*** Opening of TEXT BLOCK ***

C) The custom SSL policy controls both the inbound connection (client to gateway) and outbound connection (gateway to backend) with the same cipher suite restrictions.

D) Disabling TLS 1.0 and 1.1 in the Application Gateway SSL policy also automatically disables these protocols on backend instances associated with the same gateway.


Answer Key and Explanations​

Answer Key β€” Question 1​

Answer: A

The scenario describes TLS termination (or SSL offloading), not end-to-end TLS. In this model, the Application Gateway terminates the TLS session with the client using its own certificate, processes the HTTP content in plain text, and forwards to the backend via plain HTTP. Option A describes exactly this: HTTPS listener with certificate on the gateway and backend configured in HTTP without certificate requirement.

Option B describes end-to-end TLS, where the backend also needs to present a certificate. Option C adds a redirect step and maintains TLS on the backend, not meeting the plain HTTP backend requirement. Option D is technically invalid: the Application Gateway doesn't operate as a transparent TCP proxy for TLS; it needs the certificate to negotiate the session with the client.


Answer Key β€” Question 2​

Answer: B

The browser warning indicates that the certificate presented to the client is not trusted. In Azure Front Door, when certificateType is CustomerCertificate, it's the operator's responsibility to provision a valid certificate issued by a public CA in the associated Key Vault. If the certificate wasn't properly provisioned or is self-signed, Front Door will present this invalid certificate to clients.

Option A is a common misconception: the origin minimumTlsVersion governs the connection between Front Door and backend, not between Front Door and client. Option C confuses the behavior of certificateNameCheck on the origin, which controls backend certificate validation by Front Door, not what's presented to the client. Option D reverses the logic: TLS 1.2 as minimum version is more restrictive, doesn't prevent TLS 1.3, and doesn't cause certificate warnings.


Answer Key β€” Question 3​

Answer: False

In Application Gateway with end-to-end TLS, self-signed certificates are supported on backends. What the gateway requires in this case is that the public key (or root certificate, depending on SKU) of the backend certificate be added to the backend HTTP configuration as authentication certificate (Standard/WAF SKU) or trusted root certificate (v2 SKU). This allows the gateway to validate the backend even with self-signed certificates, without requiring public CA issuance. Requiring public CA for backends would be impractical in internal environments where private certificates are the norm.

*** Close of TEXT BLOCK ***

» **EXPLORE THE MATERIAL**
**1)** Using the answer key on TLS in Azure Application Gateway and Front Door, give the answer it lists for each question, by question number.
**2)** Revise the TLS answer key passage, everything from "C) The custom" down to "cipher suite restrictions.", replacing "cipher suite restrictions" with "protocol version restrictions".
**3)** Pick up the TLS answer key on Application Gateway and Front Door from its last sentence and carry it forward.

*** Opening of INFORMATION PROVIDED ***

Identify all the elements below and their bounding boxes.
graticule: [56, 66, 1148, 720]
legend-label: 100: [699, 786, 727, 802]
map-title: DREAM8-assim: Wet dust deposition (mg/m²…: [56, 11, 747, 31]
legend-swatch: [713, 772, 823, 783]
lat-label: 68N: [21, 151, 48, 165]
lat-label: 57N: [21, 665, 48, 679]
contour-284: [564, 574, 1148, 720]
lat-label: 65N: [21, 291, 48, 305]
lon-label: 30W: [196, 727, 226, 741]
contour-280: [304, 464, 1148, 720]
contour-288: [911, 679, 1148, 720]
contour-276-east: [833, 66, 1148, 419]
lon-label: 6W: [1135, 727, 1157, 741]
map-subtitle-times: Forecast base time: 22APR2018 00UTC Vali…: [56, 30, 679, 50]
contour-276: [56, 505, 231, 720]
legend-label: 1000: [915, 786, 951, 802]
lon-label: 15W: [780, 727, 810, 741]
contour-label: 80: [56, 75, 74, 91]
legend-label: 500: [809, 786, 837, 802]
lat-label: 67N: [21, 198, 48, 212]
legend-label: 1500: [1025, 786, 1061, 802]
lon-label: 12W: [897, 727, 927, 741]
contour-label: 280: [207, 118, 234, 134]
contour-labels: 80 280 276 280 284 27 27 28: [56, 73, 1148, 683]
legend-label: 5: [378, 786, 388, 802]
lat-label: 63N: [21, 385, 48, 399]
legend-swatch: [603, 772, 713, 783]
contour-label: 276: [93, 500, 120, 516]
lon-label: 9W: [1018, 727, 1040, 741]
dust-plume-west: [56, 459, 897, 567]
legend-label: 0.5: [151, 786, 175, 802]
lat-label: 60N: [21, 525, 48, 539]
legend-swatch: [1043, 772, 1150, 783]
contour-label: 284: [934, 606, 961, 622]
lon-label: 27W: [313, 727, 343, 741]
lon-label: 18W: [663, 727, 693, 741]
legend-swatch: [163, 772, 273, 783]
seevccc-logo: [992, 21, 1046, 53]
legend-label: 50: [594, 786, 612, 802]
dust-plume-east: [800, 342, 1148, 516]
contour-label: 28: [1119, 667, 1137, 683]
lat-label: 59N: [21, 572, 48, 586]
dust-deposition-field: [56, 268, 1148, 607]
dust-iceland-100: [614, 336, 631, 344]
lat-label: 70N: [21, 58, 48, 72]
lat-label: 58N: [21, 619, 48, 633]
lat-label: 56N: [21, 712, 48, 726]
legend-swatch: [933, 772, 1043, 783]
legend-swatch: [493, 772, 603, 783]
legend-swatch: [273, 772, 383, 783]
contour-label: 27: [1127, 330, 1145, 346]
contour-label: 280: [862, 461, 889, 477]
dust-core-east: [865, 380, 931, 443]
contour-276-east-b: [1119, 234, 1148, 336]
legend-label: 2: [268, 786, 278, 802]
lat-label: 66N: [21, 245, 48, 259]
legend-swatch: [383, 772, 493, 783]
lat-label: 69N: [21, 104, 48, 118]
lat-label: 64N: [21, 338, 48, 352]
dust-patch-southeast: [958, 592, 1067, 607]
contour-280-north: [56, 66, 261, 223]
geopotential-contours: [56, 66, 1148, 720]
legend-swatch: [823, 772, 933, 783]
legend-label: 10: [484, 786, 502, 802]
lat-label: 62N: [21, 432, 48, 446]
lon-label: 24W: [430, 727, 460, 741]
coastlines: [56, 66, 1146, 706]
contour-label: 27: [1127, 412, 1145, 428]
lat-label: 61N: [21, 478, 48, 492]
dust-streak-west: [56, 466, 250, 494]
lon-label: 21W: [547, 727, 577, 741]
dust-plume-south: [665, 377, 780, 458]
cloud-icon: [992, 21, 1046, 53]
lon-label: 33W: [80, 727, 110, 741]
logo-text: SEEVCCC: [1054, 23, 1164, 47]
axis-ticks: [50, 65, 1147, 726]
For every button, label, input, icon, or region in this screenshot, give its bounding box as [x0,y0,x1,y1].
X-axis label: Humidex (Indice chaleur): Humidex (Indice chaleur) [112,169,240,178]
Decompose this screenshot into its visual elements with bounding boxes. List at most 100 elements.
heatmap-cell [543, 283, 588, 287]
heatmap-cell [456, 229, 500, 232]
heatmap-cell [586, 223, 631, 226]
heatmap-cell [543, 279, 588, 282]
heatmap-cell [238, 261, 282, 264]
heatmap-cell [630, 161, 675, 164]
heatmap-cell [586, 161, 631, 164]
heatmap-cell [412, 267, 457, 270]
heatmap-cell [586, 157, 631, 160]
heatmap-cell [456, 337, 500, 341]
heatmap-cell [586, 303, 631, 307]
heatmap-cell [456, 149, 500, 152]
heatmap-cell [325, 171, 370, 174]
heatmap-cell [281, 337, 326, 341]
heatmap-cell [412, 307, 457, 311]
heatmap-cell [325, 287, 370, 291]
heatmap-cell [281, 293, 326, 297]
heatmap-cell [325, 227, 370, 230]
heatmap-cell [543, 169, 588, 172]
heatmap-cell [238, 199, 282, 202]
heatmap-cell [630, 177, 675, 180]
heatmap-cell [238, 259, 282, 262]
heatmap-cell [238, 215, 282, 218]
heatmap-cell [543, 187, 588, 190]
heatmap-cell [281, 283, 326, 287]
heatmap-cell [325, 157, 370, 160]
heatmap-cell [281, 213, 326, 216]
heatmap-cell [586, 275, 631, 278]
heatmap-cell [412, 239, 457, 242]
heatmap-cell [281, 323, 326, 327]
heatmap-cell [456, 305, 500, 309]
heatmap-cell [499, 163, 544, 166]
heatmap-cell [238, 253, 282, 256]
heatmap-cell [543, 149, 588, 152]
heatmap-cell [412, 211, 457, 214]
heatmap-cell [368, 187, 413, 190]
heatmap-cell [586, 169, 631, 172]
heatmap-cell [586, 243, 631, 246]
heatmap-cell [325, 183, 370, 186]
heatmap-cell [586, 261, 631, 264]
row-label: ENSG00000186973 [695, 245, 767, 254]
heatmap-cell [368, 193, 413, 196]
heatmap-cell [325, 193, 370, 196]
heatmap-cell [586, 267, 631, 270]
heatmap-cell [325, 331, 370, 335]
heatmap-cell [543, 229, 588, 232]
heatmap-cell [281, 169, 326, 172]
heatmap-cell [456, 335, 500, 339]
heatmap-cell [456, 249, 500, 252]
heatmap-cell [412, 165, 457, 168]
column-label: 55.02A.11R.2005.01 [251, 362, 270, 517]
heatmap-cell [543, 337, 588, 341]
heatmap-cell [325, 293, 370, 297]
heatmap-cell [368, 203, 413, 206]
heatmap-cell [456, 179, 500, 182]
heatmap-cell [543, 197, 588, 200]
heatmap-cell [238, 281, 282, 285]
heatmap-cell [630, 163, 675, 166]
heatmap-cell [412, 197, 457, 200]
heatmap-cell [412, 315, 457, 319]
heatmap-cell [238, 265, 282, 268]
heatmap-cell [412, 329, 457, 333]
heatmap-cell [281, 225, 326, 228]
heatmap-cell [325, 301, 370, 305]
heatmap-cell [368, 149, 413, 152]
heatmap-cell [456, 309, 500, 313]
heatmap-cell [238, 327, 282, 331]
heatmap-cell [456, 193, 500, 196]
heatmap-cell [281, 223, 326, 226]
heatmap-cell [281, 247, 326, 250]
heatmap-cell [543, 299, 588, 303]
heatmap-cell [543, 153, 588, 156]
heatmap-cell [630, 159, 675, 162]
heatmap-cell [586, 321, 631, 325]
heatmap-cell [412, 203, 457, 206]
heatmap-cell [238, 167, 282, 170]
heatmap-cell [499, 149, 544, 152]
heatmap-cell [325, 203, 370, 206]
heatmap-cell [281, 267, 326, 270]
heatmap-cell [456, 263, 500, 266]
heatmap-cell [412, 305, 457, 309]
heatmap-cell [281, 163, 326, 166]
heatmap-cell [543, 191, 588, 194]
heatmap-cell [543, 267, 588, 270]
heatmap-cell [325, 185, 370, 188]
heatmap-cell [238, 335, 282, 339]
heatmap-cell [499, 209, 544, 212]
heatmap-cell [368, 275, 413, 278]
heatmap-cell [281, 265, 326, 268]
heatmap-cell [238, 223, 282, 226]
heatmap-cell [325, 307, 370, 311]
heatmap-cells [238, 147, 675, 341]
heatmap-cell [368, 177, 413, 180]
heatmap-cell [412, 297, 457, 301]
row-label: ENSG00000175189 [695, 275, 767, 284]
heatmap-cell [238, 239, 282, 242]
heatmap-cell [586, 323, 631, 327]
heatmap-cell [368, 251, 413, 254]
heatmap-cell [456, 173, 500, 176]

*** Close of INFORMATION PROVIDED ***

» **ANSWERS FOR EACH ITEM**
**1)**
Question 1: A
Question 2: B
Question 3: False

**2)**
C) The custom SSL policy controls both the inbound connection (client to gateway) and outbound connection (gateway to backend) with the same protocol version restrictions.

**3)**
Answer Key β€” Question 4​

Answer: C

This is a subtle logic error. When the Negotiate client certificate option is not enabled in APIM, the gateway doesn't request the client certificate during the TLS handshake. As a consequence, context.Request.Certificate is never null in this state; it simply doesn't exist as a populated object, and the policy expression evaluates in a way that the == null condition doesn't trigger the 401 return as expected by the engineer.

Option B describes the opposite symptom: if Certificate were always null, the policy would block all requests, not approve them. Option A is incorrect because choose is fully supported in inbound. Option D describes a limitation that doesn't exist: internal virtual network mode doesn't prevent client certificate inspection.


Answer Key β€” Question 5​

Answer: B

The custom SSL policy of Application Gateway governs exclusively the connection between client and gateway, i.e., the ingress layer. The connection between gateway and backend is controlled by the backend HTTP settings (Backend HTTP Settings), where you define whether TLS is enabled, which minimum version to accept, and whether the backend certificate should be validated. These two layers are independent and configured separately.

Option A is false: the custom SSL policy is enforced without fallback; disabled versions are rejected. Option C is the most common misconception, representing confusion between the two TLS layers in Application Gateway. Option D extrapolates the gateway policy scope to backends, which doesn't occur; backends are independent resources with their own TLS configuration.